***** INPUT FOR THIS TASK
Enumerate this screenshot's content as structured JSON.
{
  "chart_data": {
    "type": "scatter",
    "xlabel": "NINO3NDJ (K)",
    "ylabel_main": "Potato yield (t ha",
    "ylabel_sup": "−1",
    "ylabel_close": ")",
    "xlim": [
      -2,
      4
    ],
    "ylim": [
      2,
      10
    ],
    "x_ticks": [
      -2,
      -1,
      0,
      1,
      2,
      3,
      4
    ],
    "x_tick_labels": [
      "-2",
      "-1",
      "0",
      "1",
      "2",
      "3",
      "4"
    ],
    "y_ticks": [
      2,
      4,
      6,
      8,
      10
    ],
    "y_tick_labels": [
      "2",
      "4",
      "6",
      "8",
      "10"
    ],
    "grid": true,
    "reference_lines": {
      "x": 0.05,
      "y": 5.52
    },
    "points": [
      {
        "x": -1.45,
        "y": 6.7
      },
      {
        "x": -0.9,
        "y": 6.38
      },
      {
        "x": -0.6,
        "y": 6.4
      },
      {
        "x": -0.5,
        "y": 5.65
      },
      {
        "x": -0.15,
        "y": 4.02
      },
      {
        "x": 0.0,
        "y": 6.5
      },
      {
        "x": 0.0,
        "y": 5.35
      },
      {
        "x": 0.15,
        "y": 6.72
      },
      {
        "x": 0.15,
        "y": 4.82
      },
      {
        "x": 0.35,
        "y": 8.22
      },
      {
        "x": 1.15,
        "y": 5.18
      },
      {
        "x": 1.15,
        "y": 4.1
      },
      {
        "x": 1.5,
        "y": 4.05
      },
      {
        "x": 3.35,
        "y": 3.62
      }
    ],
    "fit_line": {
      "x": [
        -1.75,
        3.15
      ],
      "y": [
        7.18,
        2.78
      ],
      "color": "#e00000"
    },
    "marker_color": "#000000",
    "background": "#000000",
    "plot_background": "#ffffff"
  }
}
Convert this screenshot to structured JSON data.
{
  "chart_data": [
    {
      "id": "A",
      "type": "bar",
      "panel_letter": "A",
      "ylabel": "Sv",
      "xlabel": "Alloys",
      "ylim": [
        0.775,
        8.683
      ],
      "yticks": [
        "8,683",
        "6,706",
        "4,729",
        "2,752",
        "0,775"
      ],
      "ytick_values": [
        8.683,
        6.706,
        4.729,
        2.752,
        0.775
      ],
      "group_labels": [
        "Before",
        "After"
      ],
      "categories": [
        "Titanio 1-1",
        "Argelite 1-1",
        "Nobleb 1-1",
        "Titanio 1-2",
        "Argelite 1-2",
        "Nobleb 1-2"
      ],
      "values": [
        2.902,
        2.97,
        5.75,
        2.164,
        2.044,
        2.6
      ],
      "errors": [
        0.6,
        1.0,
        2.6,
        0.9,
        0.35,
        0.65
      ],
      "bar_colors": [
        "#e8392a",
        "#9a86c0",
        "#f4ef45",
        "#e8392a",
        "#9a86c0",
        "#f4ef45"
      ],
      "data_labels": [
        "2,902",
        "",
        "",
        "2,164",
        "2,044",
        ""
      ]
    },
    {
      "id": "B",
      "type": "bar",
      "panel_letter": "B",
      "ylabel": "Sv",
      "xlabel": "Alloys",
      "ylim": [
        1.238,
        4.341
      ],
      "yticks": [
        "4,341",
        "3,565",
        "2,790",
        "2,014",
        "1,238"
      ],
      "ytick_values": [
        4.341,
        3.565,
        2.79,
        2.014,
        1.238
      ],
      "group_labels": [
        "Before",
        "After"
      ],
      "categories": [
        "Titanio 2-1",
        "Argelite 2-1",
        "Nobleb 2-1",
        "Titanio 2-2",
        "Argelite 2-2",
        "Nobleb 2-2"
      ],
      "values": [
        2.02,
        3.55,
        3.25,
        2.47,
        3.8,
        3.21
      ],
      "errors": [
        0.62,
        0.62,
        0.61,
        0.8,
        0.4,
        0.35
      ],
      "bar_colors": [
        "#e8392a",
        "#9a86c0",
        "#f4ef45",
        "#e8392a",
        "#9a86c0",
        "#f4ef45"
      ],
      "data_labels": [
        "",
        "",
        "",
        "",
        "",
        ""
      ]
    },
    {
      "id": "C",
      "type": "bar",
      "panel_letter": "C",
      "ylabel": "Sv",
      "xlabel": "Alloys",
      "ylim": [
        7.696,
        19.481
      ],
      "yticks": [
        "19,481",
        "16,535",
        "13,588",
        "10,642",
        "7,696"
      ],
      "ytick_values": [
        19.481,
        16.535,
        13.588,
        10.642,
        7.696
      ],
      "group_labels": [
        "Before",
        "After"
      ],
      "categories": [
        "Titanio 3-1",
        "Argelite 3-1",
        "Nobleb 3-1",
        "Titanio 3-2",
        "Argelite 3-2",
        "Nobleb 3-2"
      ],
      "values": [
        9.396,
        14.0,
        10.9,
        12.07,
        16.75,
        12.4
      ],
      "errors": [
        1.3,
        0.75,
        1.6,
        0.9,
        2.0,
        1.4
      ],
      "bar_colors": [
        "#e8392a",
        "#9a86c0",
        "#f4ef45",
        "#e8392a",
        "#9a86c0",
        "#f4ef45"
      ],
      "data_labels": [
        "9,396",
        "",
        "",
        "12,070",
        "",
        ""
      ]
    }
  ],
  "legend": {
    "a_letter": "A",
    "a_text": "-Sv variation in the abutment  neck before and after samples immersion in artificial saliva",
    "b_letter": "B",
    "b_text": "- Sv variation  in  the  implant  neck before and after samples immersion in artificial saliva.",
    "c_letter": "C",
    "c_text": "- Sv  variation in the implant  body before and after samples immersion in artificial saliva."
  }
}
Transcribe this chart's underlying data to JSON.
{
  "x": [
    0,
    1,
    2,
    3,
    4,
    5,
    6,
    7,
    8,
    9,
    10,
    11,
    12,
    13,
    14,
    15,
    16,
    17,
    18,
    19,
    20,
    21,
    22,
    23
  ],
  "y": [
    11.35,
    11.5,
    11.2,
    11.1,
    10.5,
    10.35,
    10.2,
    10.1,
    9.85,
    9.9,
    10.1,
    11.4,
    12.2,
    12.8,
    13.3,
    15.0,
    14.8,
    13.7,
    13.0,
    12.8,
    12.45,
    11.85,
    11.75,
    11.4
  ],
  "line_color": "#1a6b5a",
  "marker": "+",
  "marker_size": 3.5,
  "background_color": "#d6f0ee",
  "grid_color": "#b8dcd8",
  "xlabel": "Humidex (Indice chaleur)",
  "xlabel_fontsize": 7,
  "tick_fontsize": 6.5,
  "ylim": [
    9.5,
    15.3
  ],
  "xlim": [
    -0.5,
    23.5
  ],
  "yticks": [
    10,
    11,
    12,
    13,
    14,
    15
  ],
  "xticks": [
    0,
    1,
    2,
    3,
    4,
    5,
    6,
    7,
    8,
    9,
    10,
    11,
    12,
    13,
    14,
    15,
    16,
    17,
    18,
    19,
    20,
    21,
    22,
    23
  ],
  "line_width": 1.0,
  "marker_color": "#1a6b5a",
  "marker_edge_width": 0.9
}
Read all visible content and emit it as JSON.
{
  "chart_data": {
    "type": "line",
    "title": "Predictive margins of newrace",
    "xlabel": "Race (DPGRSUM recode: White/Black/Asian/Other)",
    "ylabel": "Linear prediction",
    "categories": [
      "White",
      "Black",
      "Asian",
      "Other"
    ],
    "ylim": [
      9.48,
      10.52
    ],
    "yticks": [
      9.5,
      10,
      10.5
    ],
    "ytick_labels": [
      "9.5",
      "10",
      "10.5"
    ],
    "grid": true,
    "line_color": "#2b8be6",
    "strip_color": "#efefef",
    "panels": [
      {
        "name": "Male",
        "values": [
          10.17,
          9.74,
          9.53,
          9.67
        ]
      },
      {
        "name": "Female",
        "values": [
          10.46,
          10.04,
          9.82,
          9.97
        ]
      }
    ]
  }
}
**********
• WHAT YOU HAVE TO DO:
Copy each line exactly, from the line containing "Read all visible content and emit it as JSON." down to the last line of the material, and no other lines.

• REPLY TO THE TASK:
Read all visible content and emit it as JSON.
{
  "chart_data": {
    "type": "line",
    "title": "Predictive margins of newrace",
    "xlabel": "Race (DPGRSUM recode: White/Black/Asian/Other)",
    "ylabel": "Linear prediction",
    "categories": [
      "White",
      "Black",
      "Asian",
      "Other"
    ],
    "ylim": [
      9.48,
      10.52
    ],
    "yticks": [
      9.5,
      10,
      10.5
    ],
    "ytick_labels": [
      "9.5",
      "10",
      "10.5"
    ],
    "grid": true,
    "line_color": "#2b8be6",
    "strip_color": "#efefef",
    "panels": [
      {
        "name": "Male",
        "values": [
          10.17,
          9.74,
          9.53,
          9.67
        ]
      },
      {
        "name": "Female",
        "values": [
          10.46,
          10.04,
          9.82,
          9.97
        ]
      }
    ]
  }
}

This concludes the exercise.